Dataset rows
#####
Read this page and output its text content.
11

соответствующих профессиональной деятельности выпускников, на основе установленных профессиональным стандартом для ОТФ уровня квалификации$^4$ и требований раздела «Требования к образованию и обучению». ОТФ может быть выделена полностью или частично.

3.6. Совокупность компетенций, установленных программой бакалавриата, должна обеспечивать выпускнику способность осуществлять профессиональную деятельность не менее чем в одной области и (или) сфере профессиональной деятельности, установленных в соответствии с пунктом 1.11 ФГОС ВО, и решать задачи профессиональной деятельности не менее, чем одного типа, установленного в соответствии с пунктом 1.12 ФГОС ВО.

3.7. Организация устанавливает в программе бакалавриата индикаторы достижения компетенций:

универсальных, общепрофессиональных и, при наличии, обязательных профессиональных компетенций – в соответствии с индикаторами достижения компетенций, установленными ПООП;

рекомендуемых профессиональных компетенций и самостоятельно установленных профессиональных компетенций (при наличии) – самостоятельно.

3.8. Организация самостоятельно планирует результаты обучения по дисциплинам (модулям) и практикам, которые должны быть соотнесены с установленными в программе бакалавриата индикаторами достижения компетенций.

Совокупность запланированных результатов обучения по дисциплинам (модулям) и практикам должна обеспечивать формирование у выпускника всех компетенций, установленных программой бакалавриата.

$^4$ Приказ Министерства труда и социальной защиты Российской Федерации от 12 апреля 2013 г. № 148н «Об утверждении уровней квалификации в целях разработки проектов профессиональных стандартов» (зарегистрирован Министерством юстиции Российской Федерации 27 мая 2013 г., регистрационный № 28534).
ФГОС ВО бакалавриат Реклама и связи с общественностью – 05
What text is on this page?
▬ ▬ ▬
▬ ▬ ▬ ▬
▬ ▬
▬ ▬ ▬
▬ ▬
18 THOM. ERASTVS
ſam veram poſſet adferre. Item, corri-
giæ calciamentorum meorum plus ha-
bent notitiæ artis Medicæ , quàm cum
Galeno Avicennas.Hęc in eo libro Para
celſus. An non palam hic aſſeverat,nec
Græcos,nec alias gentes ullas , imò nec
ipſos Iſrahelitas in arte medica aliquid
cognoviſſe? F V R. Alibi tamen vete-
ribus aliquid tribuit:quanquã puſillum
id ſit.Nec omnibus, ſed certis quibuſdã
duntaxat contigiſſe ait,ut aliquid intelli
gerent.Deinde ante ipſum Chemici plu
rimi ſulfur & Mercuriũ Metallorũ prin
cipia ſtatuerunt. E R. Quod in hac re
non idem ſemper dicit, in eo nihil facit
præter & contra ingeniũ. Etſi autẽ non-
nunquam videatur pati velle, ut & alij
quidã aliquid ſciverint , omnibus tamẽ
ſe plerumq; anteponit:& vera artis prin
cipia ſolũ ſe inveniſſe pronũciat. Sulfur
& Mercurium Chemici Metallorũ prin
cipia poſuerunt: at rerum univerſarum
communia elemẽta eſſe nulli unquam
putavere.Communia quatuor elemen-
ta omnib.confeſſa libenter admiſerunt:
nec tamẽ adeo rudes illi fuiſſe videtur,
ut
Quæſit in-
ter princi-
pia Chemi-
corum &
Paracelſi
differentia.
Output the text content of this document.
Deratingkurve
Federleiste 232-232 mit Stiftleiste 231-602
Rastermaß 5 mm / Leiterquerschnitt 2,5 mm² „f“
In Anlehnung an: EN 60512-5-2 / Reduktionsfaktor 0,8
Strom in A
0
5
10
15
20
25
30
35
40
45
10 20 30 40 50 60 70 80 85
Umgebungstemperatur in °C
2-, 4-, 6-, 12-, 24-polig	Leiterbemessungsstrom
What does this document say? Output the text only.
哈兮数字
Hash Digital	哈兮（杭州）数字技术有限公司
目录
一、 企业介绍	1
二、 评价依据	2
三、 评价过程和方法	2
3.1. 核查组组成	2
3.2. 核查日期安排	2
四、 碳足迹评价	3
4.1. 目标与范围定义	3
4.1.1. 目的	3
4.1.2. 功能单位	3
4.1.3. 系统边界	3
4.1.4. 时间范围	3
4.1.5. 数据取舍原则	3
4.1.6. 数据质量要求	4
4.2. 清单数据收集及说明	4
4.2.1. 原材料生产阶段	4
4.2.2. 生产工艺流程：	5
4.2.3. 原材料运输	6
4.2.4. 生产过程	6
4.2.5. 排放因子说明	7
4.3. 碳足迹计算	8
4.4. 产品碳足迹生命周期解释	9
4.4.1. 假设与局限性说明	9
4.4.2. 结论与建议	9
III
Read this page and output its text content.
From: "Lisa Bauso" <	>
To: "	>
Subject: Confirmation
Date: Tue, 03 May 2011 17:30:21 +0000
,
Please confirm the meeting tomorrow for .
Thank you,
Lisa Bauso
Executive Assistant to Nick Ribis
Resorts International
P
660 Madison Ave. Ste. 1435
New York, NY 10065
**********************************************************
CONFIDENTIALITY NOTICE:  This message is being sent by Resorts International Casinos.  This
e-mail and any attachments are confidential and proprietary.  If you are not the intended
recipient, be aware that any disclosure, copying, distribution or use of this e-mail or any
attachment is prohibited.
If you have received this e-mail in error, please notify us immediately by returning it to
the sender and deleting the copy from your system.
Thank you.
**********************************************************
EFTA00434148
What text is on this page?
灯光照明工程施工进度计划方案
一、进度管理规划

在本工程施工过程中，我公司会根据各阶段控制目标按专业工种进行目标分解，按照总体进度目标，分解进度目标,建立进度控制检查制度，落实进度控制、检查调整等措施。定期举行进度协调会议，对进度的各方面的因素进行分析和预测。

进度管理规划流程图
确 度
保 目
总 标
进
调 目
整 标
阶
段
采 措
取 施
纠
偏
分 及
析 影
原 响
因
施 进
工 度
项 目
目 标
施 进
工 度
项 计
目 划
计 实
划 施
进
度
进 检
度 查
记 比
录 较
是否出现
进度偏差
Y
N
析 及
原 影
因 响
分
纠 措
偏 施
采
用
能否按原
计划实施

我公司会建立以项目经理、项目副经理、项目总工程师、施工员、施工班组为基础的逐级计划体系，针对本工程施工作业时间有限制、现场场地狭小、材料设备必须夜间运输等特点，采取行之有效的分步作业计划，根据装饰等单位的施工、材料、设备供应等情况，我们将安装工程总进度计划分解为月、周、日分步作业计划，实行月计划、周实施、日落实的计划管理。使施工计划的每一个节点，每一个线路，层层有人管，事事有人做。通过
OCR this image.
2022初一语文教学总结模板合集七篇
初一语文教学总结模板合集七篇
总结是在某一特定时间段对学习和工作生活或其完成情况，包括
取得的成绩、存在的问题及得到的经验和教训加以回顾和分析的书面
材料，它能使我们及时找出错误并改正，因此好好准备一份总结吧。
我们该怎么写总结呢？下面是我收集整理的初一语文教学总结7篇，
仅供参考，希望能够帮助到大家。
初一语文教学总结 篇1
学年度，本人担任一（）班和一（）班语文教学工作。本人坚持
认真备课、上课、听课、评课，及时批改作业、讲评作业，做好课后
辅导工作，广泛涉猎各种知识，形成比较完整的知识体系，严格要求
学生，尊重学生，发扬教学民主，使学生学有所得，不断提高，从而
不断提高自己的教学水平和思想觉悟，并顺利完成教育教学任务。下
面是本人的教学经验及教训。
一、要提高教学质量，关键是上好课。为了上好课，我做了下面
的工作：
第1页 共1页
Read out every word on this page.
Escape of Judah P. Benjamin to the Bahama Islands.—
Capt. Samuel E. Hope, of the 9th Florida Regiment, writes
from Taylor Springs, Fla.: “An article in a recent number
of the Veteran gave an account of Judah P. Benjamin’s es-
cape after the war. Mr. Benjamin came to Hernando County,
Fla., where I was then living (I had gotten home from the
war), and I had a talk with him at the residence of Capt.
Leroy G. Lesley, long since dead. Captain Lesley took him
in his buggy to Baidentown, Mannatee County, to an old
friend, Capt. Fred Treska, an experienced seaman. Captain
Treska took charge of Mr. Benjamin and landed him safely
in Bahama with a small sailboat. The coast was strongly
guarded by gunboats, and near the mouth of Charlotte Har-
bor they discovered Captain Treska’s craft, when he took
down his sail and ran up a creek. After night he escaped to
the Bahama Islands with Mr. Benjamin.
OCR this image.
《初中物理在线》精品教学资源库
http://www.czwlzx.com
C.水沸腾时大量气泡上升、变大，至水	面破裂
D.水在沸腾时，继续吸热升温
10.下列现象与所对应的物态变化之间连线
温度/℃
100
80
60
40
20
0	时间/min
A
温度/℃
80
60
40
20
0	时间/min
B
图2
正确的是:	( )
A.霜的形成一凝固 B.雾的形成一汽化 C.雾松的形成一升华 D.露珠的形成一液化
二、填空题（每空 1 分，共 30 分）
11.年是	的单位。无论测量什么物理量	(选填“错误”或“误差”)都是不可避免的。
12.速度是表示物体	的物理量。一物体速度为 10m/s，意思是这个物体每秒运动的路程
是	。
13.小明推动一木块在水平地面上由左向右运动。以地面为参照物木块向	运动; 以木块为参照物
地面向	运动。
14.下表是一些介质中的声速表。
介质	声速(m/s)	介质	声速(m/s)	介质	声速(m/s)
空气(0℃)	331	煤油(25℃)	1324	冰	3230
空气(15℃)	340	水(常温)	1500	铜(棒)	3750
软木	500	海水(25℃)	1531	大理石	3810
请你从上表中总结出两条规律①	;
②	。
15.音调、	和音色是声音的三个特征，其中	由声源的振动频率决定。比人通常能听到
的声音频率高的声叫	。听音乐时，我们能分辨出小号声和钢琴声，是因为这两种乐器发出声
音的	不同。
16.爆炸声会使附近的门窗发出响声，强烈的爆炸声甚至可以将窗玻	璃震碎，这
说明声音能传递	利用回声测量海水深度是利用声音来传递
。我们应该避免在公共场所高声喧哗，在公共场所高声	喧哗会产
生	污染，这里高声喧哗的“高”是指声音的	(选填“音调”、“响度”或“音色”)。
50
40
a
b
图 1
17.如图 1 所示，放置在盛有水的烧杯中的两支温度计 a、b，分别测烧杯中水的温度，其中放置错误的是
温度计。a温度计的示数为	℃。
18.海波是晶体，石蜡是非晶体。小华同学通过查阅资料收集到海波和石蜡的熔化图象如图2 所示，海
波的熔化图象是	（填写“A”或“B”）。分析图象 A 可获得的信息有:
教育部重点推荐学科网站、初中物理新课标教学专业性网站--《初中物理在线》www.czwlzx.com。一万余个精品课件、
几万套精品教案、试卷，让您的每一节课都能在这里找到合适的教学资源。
#####
● **Stated goal**
Show every line that contains the word "Islands".

● **Answer to the problem**
Escape of Judah P. Benjamin to the Bahama Islands.—
the Bahama Islands with Mr. Benjamin.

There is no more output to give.